Stored data:
----------

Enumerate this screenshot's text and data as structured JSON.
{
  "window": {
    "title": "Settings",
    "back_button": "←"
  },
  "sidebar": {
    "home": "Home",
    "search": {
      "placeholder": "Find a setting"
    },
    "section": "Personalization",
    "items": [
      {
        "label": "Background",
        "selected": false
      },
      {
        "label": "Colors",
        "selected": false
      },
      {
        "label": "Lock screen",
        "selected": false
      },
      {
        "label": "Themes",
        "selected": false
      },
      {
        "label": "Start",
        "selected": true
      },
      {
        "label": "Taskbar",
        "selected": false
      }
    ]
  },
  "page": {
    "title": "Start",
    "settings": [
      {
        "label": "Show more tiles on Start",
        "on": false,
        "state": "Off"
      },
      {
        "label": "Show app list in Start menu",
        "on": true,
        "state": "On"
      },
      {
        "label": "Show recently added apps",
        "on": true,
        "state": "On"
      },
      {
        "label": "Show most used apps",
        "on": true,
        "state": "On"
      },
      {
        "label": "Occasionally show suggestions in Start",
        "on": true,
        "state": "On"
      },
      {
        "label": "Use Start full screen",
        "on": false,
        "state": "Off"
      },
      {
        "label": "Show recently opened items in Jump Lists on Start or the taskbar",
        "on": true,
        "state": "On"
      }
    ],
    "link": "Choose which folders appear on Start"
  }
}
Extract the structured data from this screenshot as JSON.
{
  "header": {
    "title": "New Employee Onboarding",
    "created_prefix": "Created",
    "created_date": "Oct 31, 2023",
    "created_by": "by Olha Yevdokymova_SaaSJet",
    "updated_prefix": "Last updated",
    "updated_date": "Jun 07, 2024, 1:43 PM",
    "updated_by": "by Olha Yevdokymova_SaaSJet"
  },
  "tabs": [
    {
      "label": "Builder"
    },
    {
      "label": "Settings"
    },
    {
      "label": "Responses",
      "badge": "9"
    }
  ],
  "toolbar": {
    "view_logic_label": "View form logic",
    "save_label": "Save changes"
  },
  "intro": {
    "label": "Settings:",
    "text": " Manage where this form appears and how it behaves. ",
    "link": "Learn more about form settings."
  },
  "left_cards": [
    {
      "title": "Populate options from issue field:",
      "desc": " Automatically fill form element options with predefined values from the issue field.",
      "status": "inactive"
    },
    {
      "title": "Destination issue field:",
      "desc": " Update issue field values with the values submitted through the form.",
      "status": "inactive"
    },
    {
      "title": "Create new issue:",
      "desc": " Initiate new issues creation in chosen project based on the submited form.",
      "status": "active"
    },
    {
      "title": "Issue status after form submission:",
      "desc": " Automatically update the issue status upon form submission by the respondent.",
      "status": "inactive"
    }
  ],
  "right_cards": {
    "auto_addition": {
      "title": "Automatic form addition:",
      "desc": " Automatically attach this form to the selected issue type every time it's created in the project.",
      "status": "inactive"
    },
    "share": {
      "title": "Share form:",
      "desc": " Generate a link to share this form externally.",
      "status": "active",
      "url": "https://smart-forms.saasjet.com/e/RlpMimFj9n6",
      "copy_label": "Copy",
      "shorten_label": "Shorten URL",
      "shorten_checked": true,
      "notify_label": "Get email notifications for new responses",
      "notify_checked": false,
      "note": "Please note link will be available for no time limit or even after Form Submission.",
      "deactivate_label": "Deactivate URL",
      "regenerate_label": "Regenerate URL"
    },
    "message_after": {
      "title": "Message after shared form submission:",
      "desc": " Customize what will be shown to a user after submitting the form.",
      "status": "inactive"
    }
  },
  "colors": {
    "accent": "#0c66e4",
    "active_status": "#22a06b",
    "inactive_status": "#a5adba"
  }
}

----------

Each entry above needs to be retyped exactly.

• [Response to the task]
Enumerate this screenshot's text and data as structured JSON.
{
  "window": {
    "title": "Settings",
    "back_button": "←"
  },
  "sidebar": {
    "home": "Home",
    "search": {
      "placeholder": "Find a setting"
    },
    "section": "Personalization",
    "items": [
      {
        "label": "Background",
        "selected": false
      },
      {
        "label": "Colors",
        "selected": false
      },
      {
        "label": "Lock screen",
        "selected": false
      },
      {
        "label": "Themes",
        "selected": false
      },
      {
        "label": "Start",
        "selected": true
      },
      {
        "label": "Taskbar",
        "selected": false
      }
    ]
  },
  "page": {
    "title": "Start",
    "settings": [
      {
        "label": "Show more tiles on Start",
        "on": false,
        "state": "Off"
      },
      {
        "label": "Show app list in Start menu",
        "on": true,
        "state": "On"
      },
      {
        "label": "Show recently added apps",
        "on": true,
        "state": "On"
      },
      {
        "label": "Show most used apps",
        "on": true,
        "state": "On"
      },
      {
        "label": "Occasionally show suggestions in Start",
        "on": true,
        "state": "On"
      },
      {
        "label": "Use Start full screen",
        "on": false,
        "state": "Off"
      },
      {
        "label": "Show recently opened items in Jump Lists on Start or the taskbar",
        "on": true,
        "state": "On"
      }
    ],
    "link": "Choose which folders appear on Start"
  }
}
Extract the structured data from this screenshot as JSON.
{
  "header": {
    "title": "New Employee Onboarding",
    "created_prefix": "Created",
    "created_date": "Oct 31, 2023",
    "created_by": "by Olha Yevdokymova_SaaSJet",
    "updated_prefix": "Last updated",
    "updated_date": "Jun 07, 2024, 1:43 PM",
    "updated_by": "by Olha Yevdokymova_SaaSJet"
  },
  "tabs": [
    {
      "label": "Builder"
    },
    {
      "label": "Settings"
    },
    {
      "label": "Responses",
      "badge": "9"
    }
  ],
  "toolbar": {
    "view_logic_label": "View form logic",
    "save_label": "Save changes"
  },
  "intro": {
    "label": "Settings:",
    "text": " Manage where this form appears and how it behaves. ",
    "link": "Learn more about form settings."
  },
  "left_cards": [
    {
      "title": "Populate options from issue field:",
      "desc": " Automatically fill form element options with predefined values from the issue field.",
      "status": "inactive"
    },
    {
      "title": "Destination issue field:",
      "desc": " Update issue field values with the values submitted through the form.",
      "status": "inactive"
    },
    {
      "title": "Create new issue:",
      "desc": " Initiate new issues creation in chosen project based on the submited form.",
      "status": "active"
    },
    {
      "title": "Issue status after form submission:",
      "desc": " Automatically update the issue status upon form submission by the respondent.",
      "status": "inactive"
    }
  ],
  "right_cards": {
    "auto_addition": {
      "title": "Automatic form addition:",
      "desc": " Automatically attach this form to the selected issue type every time it's created in the project.",
      "status": "inactive"
    },
    "share": {
      "title": "Share form:",
      "desc": " Generate a link to share this form externally.",
      "status": "active",
      "url": "https://smart-forms.saasjet.com/e/RlpMimFj9n6",
      "copy_label": "Copy",
      "shorten_label": "Shorten URL",
      "shorten_checked": true,
      "notify_label": "Get email notifications for new responses",
      "notify_checked": false,
      "note": "Please note link will be available for no time limit or even after Form Submission.",
      "deactivate_label": "Deactivate URL",
      "regenerate_label": "Regenerate URL"
    },
    "message_after": {
      "title": "Message after shared form submission:",
      "desc": " Customize what will be shown to a user after submitting the form.",
      "status": "inactive"
    }
  },
  "colors": {
    "accent": "#0c66e4",
    "active_status": "#22a06b",
    "inactive_status": "#a5adba"
  }
}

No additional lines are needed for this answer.